Given records =
-- begin --

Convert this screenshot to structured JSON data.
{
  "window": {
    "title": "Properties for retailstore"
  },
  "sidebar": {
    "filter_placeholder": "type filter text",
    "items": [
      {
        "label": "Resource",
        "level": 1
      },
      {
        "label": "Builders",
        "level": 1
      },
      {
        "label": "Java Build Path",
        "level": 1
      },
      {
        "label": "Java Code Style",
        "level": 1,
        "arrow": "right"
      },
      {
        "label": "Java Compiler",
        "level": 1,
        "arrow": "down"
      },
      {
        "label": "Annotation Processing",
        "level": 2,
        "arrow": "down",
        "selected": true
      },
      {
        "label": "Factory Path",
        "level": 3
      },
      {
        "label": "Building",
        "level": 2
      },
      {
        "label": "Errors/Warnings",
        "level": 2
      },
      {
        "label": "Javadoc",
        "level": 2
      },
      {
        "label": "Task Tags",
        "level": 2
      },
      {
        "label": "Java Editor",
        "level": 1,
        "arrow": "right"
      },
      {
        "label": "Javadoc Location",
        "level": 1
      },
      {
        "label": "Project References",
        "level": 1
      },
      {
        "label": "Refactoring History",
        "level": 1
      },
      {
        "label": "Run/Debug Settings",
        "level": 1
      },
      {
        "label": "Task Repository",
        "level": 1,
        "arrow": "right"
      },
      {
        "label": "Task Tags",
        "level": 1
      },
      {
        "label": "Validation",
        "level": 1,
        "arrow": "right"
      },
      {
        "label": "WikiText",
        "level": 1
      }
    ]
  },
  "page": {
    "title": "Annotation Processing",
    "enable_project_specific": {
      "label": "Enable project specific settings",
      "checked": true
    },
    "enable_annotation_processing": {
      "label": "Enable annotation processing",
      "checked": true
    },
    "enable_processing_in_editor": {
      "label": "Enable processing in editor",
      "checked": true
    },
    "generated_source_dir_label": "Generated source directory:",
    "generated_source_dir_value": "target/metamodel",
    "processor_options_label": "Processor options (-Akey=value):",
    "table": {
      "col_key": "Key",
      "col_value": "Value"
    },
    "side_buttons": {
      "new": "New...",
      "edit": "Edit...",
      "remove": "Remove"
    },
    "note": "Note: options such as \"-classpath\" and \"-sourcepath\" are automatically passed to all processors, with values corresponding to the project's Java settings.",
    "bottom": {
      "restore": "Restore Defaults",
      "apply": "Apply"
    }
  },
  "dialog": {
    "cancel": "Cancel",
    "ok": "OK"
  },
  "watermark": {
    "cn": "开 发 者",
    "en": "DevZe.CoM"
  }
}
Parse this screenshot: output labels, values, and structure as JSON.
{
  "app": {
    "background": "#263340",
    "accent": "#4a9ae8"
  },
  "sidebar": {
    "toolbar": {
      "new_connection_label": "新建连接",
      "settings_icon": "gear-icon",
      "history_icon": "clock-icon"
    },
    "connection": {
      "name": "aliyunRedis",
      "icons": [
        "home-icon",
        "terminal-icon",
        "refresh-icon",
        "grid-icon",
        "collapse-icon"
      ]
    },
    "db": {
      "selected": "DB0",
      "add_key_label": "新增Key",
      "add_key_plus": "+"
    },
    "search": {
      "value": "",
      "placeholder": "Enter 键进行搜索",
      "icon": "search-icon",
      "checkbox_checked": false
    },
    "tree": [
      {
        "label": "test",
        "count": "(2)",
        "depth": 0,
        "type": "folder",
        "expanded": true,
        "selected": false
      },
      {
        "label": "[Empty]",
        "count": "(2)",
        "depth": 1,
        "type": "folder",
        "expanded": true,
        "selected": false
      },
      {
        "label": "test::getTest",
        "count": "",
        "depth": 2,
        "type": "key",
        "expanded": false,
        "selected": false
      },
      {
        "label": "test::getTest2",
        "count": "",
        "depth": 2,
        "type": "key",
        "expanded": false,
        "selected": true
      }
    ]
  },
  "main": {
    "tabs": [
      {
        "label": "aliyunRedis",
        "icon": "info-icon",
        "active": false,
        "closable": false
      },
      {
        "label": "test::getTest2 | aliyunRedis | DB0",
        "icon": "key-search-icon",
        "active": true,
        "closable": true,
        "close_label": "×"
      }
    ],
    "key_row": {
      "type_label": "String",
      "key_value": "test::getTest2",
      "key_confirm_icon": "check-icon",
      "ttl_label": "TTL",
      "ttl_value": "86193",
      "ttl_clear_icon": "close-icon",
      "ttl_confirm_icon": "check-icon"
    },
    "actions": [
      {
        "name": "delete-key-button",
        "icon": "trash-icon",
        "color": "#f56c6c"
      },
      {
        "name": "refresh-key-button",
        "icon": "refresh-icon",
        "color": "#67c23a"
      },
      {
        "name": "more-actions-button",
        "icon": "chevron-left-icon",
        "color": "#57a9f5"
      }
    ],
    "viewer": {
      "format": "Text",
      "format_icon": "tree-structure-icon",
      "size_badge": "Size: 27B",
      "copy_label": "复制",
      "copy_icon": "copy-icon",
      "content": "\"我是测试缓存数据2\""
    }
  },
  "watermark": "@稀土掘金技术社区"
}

-- end --

Determine how many lines above contain "JSON" as a word or string. Give the number alone.

Exercise output =
2